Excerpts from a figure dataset
========================================================================

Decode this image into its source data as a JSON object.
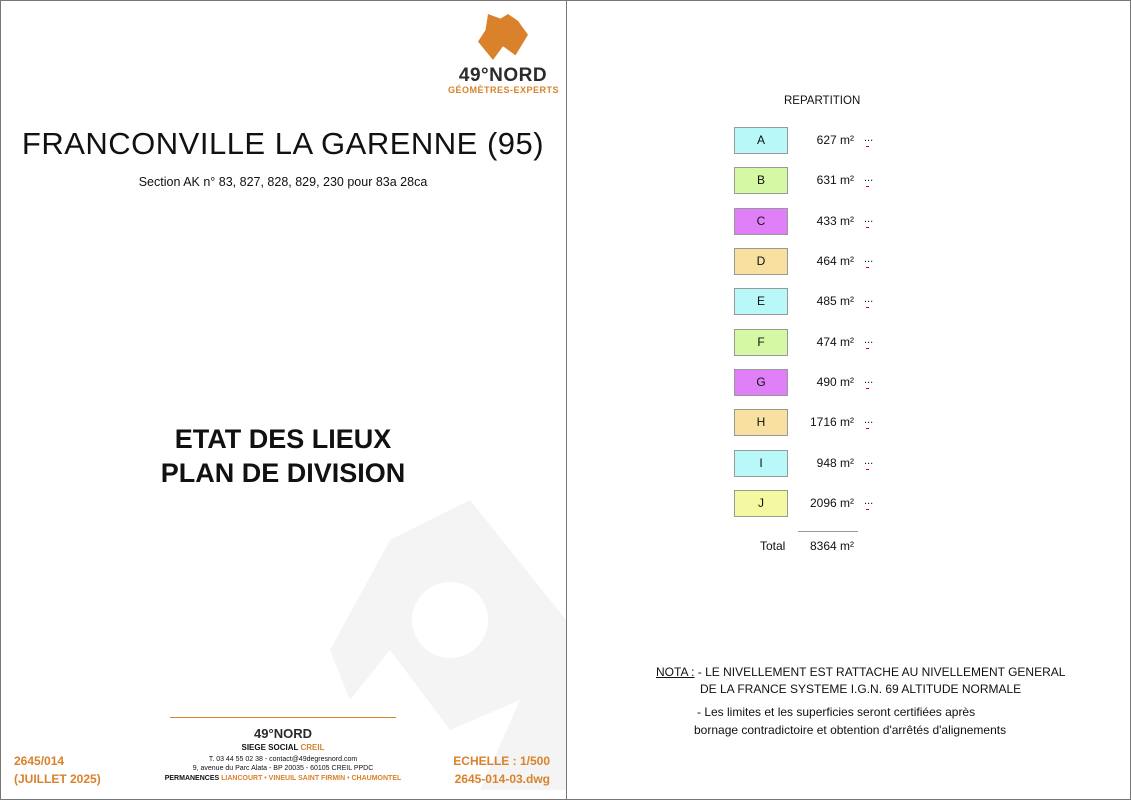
{
  "logo": {
    "name": "49°NORD",
    "tagline": "GÉOMÈTRES-EXPERTS"
  },
  "title": "FRANCONVILLE LA GARENNE (95)",
  "subtitle": "Section  AK n° 83, 827, 828, 829, 230 pour 83a 28ca",
  "main_title": [
    "ETAT  DES  LIEUX",
    "PLAN DE DIVISION"
  ],
  "footer": {
    "logo": "49°NORD",
    "siege": "SIEGE SOCIAL ",
    "siege_city": "CREIL",
    "contact": "T. 03 44 55 02 38 - contact@49degresnord.com",
    "address": "9, avenue du Parc Alata - BP 20035 - 60105 CREIL PPDC",
    "permanences": "PERMANENCES ",
    "permanences_cities": "LIANCOURT • VINEUIL SAINT FIRMIN • CHAUMONTEL",
    "ref": "2645/014",
    "date": "(JUILLET 2025)",
    "scale": "ECHELLE : 1/500",
    "file": "2645-014-03.dwg"
  },
  "repartition": {
    "title": "REPARTITION",
    "rows": [
      {
        "lot": "A",
        "area": "627 m²",
        "color": "#b8f8f8"
      },
      {
        "lot": "B",
        "area": "631 m²",
        "color": "#d4f8a4"
      },
      {
        "lot": "C",
        "area": "433 m²",
        "color": "#e080f8"
      },
      {
        "lot": "D",
        "area": "464 m²",
        "color": "#f8e0a0"
      },
      {
        "lot": "E",
        "area": "485 m²",
        "color": "#b8f8f8"
      },
      {
        "lot": "F",
        "area": "474 m²",
        "color": "#d4f8a4"
      },
      {
        "lot": "G",
        "area": "490 m²",
        "color": "#e080f8"
      },
      {
        "lot": "H",
        "area": "1716 m²",
        "color": "#f8e0a0"
      },
      {
        "lot": "I",
        "area": "948 m²",
        "color": "#b8f8f8"
      },
      {
        "lot": "J",
        "area": "2096 m²",
        "color": "#f4f8a0"
      }
    ],
    "dots": "...",
    "total_label": "Total",
    "total": "8364 m²"
  },
  "nota": {
    "label": "NOTA :",
    "line1": " - LE NIVELLEMENT EST RATTACHE AU NIVELLEMENT GENERAL",
    "line2": "DE LA FRANCE SYSTEME  I.G.N. 69  ALTITUDE NORMALE",
    "line3": "- Les limites et les superficies seront certifiées après",
    "line4": "bornage contradictoire et obtention d'arrêtés d'alignements"
  }
}
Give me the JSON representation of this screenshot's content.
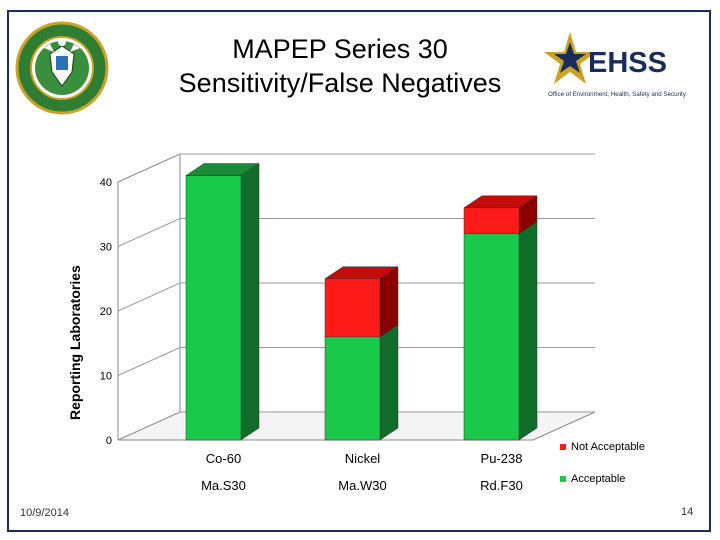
{
  "slide": {
    "title_line1": "MAPEP Series 30",
    "title_line2": "Sensitivity/False Negatives",
    "date": "10/9/2014",
    "page_number": "14",
    "left_logo_icon": "doe-seal-icon",
    "right_logo_icon": "ehss-star-logo-icon",
    "ehss_text": "EHSS",
    "ehss_subtitle": "Office of Environment, Health, Safety and Security"
  },
  "chart_data": {
    "type": "bar",
    "stacked": true,
    "three_d": true,
    "categories": [
      "Co-60",
      "Nickel",
      "Pu-238"
    ],
    "category_sublabels": [
      "Ma.S30",
      "Ma.W30",
      "Rd.F30"
    ],
    "series": [
      {
        "name": "Acceptable",
        "values": [
          41,
          16,
          32
        ],
        "color": "#18c94a",
        "side_color": "#0f6d29",
        "top_color": "#1a8a35"
      },
      {
        "name": "Not Acceptable",
        "values": [
          0,
          9,
          4
        ],
        "color": "#ff1a1a",
        "side_color": "#8a0000",
        "top_color": "#c40c0c"
      }
    ],
    "ylabel": "Reporting Laboratories",
    "ylim": [
      0,
      40
    ],
    "yticks": [
      0,
      10,
      20,
      30,
      40
    ],
    "grid": true,
    "legend_position": "right"
  }
}
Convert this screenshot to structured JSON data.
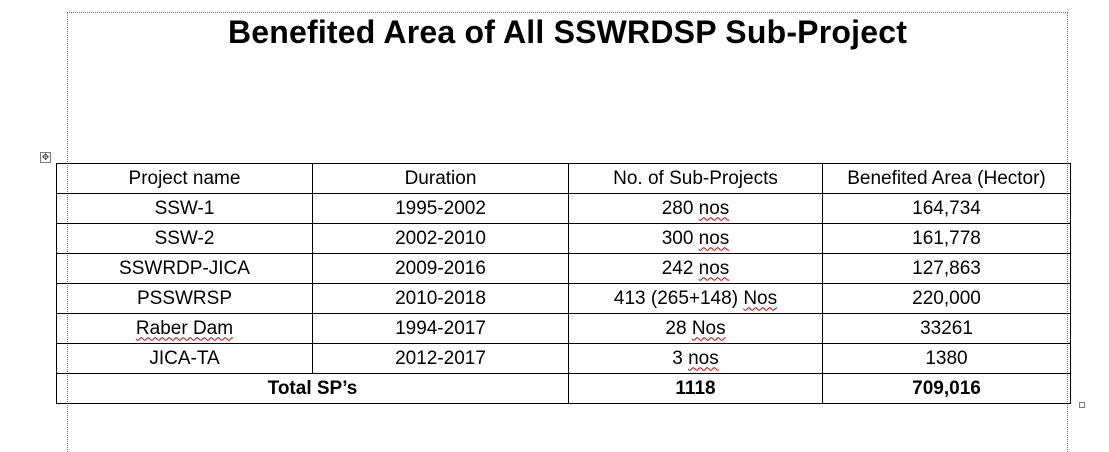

========================================================================

- _Short problem_
From the material given, work out how many lines hold the string "JSON"; state that number and nothing further.

- _Output of the exercise_
3